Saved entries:
☆ ☆ ☆ ☆

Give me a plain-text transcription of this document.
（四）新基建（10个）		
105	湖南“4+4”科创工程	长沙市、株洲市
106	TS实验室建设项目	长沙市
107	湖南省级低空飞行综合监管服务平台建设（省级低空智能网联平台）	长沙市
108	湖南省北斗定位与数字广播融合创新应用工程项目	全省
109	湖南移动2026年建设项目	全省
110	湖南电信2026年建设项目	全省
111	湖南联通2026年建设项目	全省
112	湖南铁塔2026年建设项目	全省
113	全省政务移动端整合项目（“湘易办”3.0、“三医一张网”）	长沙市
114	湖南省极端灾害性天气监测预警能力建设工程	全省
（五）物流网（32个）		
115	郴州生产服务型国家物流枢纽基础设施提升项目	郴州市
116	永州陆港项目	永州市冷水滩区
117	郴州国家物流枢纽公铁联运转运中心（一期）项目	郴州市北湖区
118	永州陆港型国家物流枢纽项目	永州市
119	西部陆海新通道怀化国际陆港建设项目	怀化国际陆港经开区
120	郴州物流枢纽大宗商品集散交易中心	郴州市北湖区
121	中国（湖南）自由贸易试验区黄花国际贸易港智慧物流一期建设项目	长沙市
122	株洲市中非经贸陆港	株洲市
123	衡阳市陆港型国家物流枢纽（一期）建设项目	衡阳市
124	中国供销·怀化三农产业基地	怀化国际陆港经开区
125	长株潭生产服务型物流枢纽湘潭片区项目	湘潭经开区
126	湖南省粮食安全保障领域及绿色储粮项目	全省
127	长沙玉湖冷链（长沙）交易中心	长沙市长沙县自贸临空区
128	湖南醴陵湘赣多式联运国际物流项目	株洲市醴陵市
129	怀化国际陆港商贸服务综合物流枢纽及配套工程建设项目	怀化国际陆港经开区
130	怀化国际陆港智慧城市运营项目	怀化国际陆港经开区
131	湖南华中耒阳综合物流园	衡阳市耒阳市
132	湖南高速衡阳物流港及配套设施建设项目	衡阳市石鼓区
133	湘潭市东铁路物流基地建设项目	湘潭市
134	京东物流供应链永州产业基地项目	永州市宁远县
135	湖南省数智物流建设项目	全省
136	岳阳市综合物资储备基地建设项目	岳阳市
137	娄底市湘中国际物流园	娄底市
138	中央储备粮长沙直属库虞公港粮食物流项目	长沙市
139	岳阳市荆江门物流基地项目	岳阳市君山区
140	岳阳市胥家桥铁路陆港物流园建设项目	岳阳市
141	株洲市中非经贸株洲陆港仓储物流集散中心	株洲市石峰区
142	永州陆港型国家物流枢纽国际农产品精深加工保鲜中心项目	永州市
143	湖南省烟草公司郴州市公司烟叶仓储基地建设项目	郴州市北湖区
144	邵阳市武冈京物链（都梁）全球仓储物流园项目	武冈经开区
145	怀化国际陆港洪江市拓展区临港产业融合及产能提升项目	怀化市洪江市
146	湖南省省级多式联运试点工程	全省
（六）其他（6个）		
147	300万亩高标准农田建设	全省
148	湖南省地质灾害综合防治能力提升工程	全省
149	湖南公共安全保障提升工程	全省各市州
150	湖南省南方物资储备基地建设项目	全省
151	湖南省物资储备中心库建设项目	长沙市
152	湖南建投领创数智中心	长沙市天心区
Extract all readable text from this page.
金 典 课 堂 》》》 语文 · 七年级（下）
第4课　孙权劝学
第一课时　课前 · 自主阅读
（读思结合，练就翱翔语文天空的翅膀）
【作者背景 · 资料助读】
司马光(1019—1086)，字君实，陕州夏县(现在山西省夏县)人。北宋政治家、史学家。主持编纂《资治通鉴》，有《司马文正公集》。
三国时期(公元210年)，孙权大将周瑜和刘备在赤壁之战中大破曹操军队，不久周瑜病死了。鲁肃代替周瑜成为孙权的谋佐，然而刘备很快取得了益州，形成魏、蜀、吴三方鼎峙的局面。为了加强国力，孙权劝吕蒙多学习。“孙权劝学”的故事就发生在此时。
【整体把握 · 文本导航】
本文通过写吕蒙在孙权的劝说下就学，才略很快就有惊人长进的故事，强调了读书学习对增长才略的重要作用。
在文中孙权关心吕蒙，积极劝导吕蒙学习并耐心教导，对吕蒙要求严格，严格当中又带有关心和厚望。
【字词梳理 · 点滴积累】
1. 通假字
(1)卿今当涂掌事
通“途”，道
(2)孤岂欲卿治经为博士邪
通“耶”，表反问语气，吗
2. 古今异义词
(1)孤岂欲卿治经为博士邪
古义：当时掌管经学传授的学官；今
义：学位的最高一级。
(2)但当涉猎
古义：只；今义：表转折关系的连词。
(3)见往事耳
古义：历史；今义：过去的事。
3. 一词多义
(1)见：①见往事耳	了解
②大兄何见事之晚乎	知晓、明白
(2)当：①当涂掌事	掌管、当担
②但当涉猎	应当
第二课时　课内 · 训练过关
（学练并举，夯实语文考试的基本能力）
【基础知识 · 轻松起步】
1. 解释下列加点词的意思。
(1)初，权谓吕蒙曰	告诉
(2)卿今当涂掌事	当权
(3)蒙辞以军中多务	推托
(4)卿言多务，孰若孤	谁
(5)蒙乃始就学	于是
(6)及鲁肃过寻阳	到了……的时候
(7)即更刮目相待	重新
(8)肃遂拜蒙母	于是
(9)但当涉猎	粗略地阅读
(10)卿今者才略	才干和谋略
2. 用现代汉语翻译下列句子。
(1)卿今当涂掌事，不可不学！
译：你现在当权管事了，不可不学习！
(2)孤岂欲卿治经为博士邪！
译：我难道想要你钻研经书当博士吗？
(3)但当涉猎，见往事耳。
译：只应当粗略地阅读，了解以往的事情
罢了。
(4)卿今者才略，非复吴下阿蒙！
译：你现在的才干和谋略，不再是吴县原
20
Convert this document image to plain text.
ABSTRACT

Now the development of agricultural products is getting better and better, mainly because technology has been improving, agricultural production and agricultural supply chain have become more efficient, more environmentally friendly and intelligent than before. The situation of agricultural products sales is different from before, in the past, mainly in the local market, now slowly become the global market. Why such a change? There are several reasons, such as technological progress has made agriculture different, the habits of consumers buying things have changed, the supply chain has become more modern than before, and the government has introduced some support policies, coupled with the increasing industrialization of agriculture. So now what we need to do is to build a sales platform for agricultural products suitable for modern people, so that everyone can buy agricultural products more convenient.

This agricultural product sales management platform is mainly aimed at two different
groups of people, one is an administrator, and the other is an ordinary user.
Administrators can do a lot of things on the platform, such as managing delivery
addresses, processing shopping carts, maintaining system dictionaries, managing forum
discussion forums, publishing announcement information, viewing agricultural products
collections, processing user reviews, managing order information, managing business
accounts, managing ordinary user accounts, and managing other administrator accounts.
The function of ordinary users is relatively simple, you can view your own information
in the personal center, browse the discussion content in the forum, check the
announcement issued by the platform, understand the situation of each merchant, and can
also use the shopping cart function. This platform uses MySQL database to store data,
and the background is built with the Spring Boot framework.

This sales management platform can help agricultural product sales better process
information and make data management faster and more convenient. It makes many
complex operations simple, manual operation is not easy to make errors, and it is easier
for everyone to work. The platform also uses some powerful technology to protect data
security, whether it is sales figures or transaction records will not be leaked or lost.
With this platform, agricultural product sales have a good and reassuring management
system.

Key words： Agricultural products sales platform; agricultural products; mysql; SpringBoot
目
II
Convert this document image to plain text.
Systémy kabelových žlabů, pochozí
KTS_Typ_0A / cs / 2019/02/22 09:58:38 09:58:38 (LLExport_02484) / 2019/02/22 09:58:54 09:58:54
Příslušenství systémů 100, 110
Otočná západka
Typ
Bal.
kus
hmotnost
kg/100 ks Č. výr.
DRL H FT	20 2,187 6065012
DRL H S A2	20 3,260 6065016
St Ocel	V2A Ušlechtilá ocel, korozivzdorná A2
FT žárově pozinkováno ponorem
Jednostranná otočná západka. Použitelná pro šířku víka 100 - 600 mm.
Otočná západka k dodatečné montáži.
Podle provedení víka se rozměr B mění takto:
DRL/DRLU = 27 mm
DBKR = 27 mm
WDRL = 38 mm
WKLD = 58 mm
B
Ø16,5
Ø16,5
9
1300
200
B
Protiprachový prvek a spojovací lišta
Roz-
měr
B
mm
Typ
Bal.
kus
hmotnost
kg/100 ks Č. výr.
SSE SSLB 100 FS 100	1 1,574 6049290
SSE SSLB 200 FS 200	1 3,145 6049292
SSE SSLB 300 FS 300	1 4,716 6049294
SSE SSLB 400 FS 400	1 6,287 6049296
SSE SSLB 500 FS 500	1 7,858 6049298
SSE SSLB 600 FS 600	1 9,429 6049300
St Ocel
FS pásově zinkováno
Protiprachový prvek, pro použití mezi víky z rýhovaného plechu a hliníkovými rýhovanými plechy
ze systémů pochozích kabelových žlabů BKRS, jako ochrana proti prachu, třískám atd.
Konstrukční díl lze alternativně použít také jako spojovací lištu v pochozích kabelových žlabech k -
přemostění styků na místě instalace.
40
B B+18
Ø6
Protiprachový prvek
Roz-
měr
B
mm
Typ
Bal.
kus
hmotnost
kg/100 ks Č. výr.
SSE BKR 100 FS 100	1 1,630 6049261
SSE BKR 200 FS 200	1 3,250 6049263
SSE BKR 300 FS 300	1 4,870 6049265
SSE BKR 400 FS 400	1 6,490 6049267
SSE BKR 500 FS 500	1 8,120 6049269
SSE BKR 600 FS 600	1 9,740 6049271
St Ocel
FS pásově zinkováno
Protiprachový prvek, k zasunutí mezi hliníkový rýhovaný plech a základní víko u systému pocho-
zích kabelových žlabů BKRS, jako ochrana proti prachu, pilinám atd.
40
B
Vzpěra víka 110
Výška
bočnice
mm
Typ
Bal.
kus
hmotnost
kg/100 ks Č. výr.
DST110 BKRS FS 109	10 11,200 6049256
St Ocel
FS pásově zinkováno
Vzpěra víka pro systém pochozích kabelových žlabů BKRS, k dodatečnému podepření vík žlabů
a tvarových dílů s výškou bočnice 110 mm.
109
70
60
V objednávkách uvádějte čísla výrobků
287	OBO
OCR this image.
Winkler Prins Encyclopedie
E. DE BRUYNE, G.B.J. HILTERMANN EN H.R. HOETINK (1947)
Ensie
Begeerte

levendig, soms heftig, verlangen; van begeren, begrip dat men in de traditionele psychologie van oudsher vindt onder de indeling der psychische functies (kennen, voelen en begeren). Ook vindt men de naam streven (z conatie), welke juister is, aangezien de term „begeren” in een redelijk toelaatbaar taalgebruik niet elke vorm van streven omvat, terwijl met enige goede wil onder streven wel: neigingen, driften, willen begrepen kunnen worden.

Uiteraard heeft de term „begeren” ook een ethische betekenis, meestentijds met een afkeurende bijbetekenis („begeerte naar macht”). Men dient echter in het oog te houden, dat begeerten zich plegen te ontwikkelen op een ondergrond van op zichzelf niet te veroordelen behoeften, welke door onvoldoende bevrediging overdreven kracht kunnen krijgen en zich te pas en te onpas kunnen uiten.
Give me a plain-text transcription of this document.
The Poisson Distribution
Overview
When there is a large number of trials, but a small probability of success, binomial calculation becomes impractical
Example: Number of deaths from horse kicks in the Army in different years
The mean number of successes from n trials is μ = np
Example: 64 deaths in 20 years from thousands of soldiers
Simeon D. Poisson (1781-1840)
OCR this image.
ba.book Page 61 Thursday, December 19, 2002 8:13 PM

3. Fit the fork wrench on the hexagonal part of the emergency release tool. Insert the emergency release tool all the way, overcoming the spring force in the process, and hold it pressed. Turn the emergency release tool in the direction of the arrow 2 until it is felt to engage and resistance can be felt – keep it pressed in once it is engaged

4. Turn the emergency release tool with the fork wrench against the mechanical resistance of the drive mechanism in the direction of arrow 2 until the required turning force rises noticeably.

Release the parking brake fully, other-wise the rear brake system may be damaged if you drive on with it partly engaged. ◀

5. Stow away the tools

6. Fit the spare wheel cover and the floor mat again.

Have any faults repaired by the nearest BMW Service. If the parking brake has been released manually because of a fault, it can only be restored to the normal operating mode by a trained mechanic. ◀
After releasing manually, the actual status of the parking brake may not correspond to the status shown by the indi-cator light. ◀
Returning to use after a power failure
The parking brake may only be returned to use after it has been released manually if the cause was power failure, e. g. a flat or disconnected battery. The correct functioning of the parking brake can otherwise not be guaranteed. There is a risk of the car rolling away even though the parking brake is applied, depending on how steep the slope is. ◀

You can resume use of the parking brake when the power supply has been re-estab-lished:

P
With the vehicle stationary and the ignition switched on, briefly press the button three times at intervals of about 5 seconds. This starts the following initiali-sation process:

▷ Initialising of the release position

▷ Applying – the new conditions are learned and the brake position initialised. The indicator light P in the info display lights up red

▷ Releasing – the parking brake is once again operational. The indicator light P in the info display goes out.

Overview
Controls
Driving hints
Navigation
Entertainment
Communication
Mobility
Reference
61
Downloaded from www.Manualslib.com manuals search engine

☆ ☆ ☆ ☆

From the listing above, copy all lines holding the word "ordinary".

groups of people, one is an administrator, and the other is an ordinary user.
accounts, managing ordinary user accounts, and managing other administrator accounts.
The function of ordinary users is relatively simple, you can view your own information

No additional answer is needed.